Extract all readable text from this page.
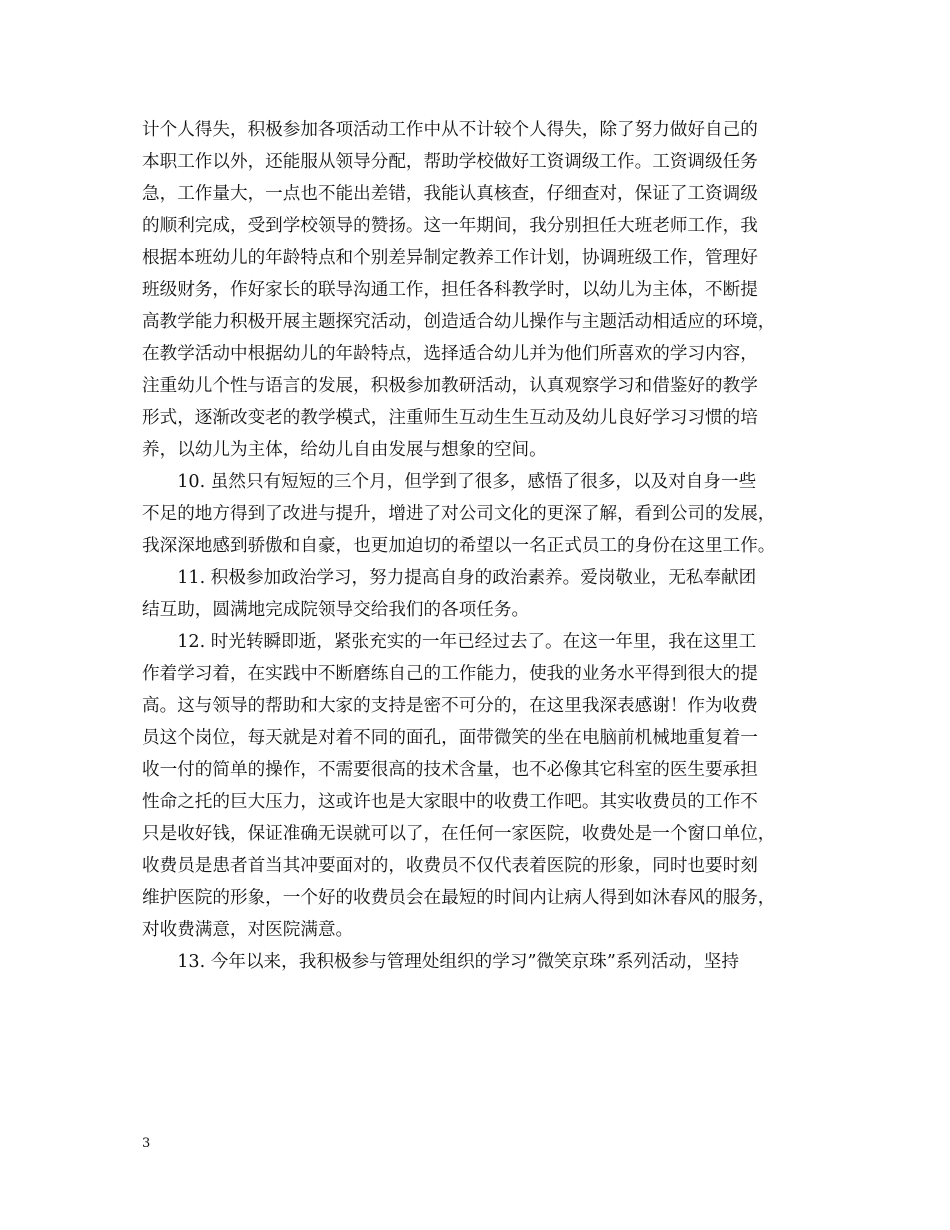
计个人得失，积极参加各项活动工作中从不计较个人得失，除了努力做好自己的
本职工作以外，还能服从领导分配，帮助学校做好工资调级工作。工资调级任务
急，工作量大，一点也不能出差错，我能认真核查，仔细查对，保证了工资调级
的顺利完成，受到学校领导的赞扬。这一年期间，我分别担任大班老师工作，我
根据本班幼儿的年龄特点和个别差异制定教养工作计划，协调班级工作，管理好
班级财务，作好家长的联导沟通工作，担任各科教学时，以幼儿为主体，不断提
高教学能力积极开展主题探究活动，创造适合幼儿操作与主题活动相适应的环境，
在教学活动中根据幼儿的年龄特点，选择适合幼儿并为他们所喜欢的学习内容，
注重幼儿个性与语言的发展，积极参加教研活动，认真观察学习和借鉴好的教学
形式，逐渐改变老的教学模式，注重师生互动生生互动及幼儿良好学习习惯的培
养，以幼儿为主体，给幼儿自由发展与想象的空间。
　　10. 虽然只有短短的三个月，但学到了很多，感悟了很多，以及对自身一些
不足的地方得到了改进与提升，增进了对公司文化的更深了解，看到公司的发展，
我深深地感到骄傲和自豪，也更加迫切的希望以一名正式员工的身份在这里工作。
　　11. 积极参加政治学习，努力提高自身的政治素养。爱岗敬业，无私奉献团
结互助，圆满地完成院领导交给我们的各项任务。
　　12. 时光转瞬即逝，紧张充实的一年已经过去了。在这一年里，我在这里工
作着学习着，在实践中不断磨练自己的工作能力，使我的业务水平得到很大的提
高。这与领导的帮助和大家的支持是密不可分的，在这里我深表感谢！作为收费
员这个岗位，每天就是对着不同的面孔，面带微笑的坐在电脑前机械地重复着一
收一付的简单的操作，不需要很高的技术含量，也不必像其它科室的医生要承担
性命之托的巨大压力，这或许也是大家眼中的收费工作吧。其实收费员的工作不
只是收好钱，保证准确无误就可以了，在任何一家医院，收费处是一个窗口单位，
收费员是患者首当其冲要面对的，收费员不仅代表着医院的形象，同时也要时刻
维护医院的形象，一个好的收费员会在最短的时间内让病人得到如沐春风的服务，
对收费满意，对医院满意。
　　13. 今年以来，我积极参与管理处组织的学习”微笑京珠”系列活动，坚持
3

REQUIREMENT =>
Search the lines for the word "以幼儿为主体" and report how many contain it, by number only.

EXERCISE SOLUTION =>
2